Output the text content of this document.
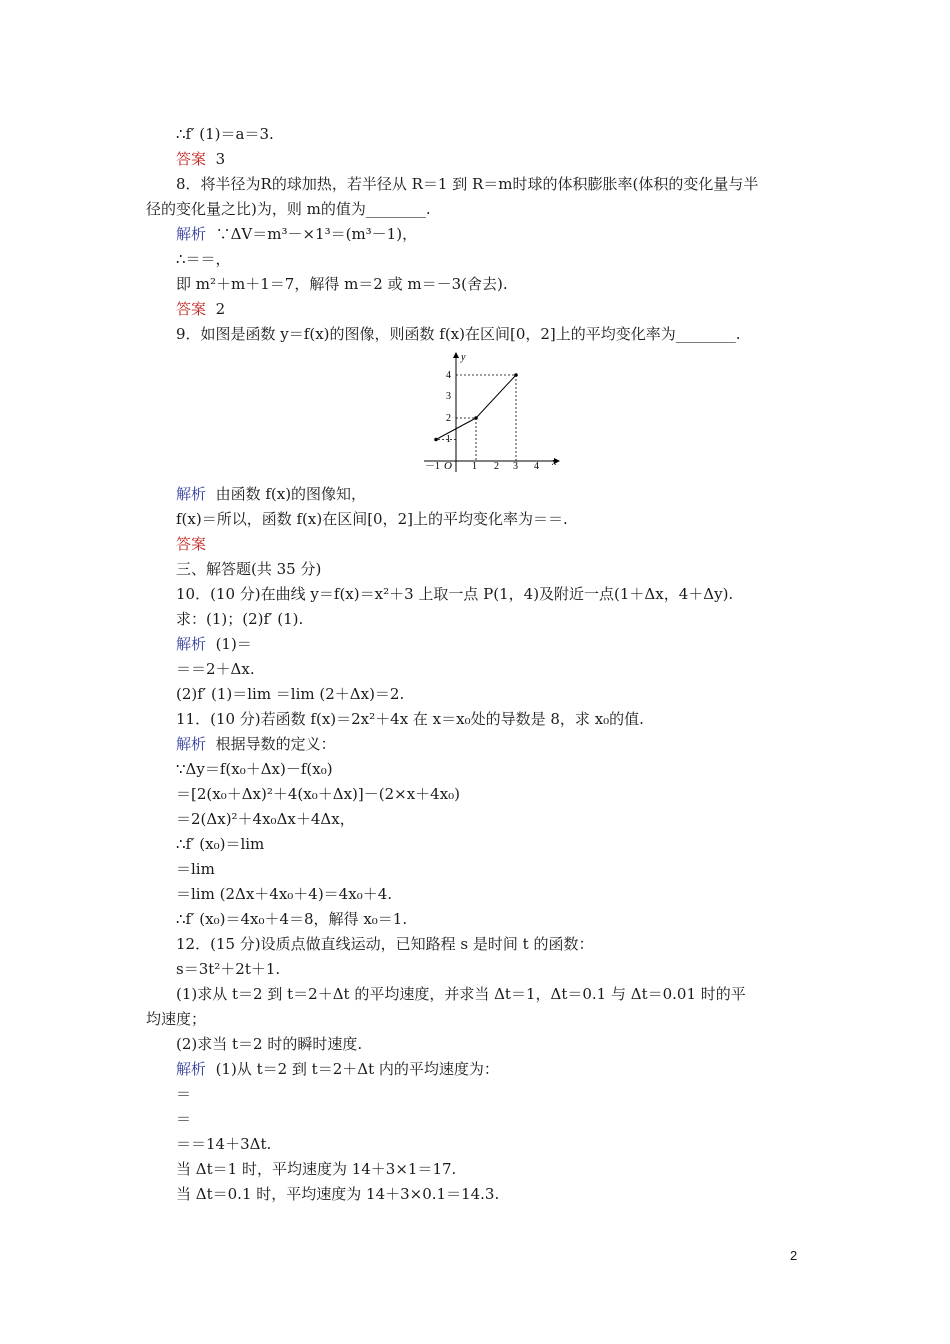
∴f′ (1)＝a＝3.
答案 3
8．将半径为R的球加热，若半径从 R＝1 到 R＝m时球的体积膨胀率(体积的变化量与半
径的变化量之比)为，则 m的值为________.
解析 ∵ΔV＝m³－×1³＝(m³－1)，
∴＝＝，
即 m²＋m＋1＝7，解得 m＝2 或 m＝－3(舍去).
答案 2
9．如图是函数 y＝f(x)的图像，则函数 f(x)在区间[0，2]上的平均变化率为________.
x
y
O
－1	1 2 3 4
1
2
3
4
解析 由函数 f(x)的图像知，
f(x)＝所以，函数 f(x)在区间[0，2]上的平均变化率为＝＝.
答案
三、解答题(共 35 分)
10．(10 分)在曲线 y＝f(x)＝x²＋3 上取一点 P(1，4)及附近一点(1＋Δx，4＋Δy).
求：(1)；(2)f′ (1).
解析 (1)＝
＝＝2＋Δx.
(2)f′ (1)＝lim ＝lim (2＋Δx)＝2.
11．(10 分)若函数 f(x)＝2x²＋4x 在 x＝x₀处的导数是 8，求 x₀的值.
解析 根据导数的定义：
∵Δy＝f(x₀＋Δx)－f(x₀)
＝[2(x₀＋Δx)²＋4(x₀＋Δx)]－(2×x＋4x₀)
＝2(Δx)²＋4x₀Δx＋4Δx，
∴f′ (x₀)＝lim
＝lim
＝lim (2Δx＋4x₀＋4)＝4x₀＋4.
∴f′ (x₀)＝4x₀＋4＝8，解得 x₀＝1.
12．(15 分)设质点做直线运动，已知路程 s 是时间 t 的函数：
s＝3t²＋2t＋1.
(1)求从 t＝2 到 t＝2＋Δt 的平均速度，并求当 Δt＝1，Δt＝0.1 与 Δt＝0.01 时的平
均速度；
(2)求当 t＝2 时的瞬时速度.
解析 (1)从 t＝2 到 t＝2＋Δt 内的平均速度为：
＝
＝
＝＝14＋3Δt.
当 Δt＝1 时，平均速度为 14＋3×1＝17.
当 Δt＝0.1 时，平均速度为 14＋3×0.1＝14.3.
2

...

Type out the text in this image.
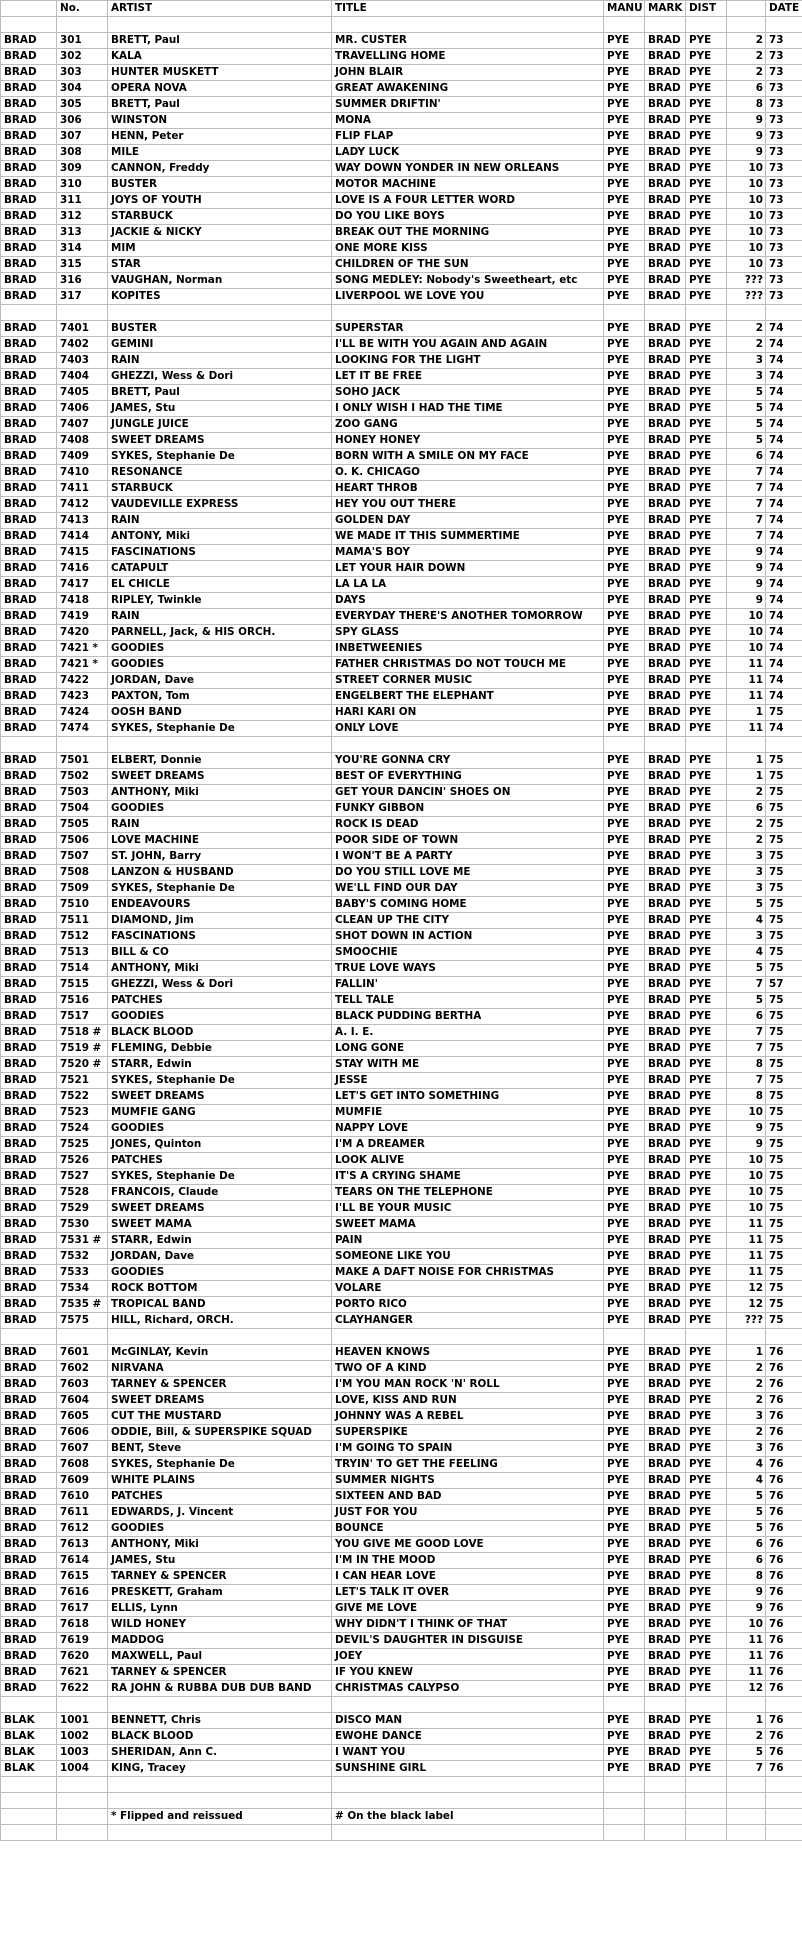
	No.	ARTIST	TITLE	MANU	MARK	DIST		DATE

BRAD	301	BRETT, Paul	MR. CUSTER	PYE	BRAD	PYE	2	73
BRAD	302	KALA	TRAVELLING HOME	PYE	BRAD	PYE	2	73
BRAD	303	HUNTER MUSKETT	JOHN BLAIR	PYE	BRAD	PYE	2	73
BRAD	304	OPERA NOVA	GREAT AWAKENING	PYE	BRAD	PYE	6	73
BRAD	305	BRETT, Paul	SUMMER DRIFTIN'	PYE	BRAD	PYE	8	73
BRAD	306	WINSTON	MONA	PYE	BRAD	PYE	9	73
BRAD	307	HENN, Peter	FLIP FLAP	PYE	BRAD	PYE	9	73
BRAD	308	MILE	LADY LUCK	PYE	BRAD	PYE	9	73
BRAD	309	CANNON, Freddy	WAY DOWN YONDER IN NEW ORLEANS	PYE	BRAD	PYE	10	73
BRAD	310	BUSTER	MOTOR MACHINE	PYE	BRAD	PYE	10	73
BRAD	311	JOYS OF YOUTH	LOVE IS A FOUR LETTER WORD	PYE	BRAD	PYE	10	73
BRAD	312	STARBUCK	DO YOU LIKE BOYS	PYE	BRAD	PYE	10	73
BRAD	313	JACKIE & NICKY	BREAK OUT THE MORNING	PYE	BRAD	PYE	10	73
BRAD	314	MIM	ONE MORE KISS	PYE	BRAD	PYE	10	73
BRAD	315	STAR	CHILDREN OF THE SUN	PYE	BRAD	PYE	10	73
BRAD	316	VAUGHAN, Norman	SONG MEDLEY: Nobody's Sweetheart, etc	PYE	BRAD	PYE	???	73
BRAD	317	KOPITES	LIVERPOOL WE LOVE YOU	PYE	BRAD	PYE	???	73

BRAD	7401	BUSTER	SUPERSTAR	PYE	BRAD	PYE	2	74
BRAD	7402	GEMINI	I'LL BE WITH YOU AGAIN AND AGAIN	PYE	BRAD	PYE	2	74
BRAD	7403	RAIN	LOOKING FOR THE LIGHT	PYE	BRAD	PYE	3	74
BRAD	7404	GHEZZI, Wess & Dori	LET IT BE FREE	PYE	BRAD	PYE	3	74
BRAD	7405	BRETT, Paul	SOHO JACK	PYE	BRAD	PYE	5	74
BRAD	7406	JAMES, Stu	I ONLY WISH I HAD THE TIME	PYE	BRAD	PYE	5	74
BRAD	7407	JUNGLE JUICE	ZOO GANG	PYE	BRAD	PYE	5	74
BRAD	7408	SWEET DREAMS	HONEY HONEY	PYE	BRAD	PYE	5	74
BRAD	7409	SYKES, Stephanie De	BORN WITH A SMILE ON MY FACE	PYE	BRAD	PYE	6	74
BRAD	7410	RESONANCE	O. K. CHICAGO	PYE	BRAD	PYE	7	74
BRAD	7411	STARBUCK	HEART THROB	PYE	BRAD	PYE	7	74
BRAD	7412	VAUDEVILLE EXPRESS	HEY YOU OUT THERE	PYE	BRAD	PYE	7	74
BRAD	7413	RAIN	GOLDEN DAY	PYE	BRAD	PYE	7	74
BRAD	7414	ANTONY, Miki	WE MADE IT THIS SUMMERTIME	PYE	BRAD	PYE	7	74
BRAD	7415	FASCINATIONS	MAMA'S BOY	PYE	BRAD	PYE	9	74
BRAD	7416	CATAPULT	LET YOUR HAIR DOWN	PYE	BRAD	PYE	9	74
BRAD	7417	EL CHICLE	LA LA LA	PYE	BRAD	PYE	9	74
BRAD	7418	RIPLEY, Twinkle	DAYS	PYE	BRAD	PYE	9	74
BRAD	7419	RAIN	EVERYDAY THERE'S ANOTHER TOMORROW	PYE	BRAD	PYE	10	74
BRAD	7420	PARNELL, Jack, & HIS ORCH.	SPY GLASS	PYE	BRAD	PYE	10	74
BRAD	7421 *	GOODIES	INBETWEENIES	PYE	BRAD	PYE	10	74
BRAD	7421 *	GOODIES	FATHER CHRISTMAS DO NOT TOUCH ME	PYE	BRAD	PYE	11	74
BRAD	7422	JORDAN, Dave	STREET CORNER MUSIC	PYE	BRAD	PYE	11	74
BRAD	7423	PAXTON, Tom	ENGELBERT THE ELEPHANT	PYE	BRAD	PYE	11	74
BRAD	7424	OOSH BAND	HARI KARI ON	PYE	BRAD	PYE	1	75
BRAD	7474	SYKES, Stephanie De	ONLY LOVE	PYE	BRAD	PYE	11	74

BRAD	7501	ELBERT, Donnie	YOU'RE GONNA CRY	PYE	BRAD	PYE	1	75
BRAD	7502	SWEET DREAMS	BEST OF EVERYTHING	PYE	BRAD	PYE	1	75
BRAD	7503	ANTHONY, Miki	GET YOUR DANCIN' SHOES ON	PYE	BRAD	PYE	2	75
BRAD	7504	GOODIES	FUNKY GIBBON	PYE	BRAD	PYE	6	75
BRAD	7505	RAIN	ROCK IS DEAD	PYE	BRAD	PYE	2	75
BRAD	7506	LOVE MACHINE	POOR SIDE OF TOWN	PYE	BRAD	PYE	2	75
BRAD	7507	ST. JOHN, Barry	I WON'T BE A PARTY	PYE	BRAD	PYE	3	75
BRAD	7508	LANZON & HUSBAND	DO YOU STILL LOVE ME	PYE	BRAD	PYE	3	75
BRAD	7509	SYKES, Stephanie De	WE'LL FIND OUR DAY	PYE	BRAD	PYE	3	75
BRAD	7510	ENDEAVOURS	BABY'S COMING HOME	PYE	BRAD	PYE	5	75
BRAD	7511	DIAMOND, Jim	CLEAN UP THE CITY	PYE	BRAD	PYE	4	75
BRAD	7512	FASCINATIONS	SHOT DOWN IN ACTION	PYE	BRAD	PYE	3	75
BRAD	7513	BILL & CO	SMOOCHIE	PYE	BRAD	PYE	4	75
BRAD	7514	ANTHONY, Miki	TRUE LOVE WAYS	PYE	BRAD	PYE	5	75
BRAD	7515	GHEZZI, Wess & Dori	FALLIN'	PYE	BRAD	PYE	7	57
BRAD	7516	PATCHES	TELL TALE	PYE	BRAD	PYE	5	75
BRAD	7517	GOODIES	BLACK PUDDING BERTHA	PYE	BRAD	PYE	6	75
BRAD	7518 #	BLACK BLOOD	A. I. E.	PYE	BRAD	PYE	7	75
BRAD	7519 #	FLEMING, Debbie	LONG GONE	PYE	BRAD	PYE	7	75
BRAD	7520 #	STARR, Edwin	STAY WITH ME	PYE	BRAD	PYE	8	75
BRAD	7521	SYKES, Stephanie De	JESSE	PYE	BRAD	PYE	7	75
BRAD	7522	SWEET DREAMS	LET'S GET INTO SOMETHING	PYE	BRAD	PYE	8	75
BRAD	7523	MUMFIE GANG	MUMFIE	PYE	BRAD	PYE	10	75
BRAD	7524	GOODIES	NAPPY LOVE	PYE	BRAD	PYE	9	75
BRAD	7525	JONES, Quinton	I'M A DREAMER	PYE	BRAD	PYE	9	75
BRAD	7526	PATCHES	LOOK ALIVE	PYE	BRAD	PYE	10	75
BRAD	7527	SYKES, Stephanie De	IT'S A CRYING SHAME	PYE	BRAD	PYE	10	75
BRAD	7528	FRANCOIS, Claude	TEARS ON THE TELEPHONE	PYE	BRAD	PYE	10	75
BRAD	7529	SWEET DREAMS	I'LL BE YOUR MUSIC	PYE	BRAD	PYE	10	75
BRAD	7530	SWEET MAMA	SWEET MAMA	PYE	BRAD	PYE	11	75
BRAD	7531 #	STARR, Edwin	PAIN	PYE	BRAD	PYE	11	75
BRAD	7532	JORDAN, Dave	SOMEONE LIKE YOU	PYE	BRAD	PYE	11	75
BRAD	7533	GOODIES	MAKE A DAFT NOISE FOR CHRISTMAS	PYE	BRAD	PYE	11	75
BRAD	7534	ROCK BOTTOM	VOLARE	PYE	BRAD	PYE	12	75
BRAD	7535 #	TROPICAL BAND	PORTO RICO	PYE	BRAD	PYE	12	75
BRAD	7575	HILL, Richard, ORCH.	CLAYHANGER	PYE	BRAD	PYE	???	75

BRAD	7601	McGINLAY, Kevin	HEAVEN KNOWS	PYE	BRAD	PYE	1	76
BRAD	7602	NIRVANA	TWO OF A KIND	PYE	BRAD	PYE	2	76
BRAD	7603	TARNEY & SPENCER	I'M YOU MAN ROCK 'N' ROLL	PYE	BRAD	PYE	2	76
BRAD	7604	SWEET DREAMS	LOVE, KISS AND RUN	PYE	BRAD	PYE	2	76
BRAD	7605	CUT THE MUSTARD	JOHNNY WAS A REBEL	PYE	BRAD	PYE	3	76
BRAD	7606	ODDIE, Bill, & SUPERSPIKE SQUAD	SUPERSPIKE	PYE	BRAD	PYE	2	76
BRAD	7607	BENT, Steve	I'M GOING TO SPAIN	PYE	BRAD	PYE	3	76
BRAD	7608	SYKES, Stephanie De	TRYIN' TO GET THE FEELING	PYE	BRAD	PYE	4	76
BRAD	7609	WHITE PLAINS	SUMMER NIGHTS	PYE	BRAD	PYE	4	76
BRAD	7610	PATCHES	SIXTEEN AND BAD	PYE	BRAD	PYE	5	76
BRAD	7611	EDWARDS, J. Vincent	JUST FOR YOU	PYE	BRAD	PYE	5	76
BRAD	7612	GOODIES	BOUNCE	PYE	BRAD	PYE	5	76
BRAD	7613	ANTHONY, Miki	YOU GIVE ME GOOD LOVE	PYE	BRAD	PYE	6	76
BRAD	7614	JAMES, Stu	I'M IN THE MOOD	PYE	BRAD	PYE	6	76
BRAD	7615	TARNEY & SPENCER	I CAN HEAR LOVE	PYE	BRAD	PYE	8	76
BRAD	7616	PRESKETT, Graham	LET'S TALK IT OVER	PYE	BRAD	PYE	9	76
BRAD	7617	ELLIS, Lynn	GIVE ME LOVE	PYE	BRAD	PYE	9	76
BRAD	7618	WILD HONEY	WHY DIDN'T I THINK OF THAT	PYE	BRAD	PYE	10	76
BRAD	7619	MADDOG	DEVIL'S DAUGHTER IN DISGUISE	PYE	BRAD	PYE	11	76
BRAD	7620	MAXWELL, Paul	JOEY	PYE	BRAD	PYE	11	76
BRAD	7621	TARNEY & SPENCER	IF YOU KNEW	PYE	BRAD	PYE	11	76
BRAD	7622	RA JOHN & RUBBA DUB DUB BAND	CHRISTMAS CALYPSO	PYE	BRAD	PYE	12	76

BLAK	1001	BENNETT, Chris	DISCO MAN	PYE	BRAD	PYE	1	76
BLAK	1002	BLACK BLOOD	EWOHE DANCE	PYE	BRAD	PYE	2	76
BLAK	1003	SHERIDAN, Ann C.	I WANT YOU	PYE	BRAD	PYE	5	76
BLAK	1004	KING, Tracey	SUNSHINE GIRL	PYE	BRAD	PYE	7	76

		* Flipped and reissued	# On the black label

--

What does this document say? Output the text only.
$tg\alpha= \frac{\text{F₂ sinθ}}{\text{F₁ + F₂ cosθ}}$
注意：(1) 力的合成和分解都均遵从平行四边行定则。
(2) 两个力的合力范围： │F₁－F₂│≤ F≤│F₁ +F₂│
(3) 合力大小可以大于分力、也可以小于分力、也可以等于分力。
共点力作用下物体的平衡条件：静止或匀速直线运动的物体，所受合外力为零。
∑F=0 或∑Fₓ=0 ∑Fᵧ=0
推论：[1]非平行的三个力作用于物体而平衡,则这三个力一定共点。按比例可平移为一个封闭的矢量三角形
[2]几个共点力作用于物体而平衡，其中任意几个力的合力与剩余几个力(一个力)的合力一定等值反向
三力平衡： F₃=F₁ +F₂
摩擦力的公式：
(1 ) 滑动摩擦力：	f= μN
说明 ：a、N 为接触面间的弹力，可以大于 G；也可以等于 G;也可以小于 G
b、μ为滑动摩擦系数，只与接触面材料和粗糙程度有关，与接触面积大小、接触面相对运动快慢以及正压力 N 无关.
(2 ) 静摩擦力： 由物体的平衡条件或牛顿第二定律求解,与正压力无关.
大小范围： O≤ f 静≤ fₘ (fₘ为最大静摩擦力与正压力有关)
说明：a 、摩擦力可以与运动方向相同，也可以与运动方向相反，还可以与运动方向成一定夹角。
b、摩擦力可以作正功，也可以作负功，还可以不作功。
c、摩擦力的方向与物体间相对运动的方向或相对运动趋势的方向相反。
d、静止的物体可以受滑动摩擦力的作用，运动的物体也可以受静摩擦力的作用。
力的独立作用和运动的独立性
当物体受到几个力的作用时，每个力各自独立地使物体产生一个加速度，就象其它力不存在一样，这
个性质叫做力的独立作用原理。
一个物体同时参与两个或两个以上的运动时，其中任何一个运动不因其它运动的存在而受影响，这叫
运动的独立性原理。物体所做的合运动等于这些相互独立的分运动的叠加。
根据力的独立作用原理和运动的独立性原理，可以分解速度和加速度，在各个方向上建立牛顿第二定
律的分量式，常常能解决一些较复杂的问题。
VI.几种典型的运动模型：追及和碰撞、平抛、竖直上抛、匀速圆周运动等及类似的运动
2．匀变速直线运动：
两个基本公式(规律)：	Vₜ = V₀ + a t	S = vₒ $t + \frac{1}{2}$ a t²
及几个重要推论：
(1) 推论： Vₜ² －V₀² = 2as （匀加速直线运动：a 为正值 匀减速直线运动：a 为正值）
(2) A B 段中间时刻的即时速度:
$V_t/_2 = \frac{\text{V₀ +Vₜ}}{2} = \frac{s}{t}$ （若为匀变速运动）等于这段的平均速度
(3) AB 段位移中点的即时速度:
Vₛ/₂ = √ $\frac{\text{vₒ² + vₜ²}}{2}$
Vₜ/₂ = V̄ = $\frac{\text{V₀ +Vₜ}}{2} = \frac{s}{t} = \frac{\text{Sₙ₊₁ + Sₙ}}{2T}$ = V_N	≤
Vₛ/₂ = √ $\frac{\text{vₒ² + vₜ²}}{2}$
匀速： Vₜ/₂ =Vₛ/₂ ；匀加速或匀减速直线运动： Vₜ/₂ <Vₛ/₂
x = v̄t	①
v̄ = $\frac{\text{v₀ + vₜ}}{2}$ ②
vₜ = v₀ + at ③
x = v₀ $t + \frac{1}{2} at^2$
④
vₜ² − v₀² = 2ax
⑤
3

_What is needed_. Every line of the listing that holds "SPENCER" should be found and copied.

_The output_.
BRAD	7603	TARNEY & SPENCER	I'M YOU MAN ROCK 'N' ROLL	PYE	BRAD	PYE	2	76
BRAD	7615	TARNEY & SPENCER	I CAN HEAR LOVE	PYE	BRAD	PYE	8	76
BRAD	7621	TARNEY & SPENCER	IF YOU KNEW	PYE	BRAD	PYE	11	76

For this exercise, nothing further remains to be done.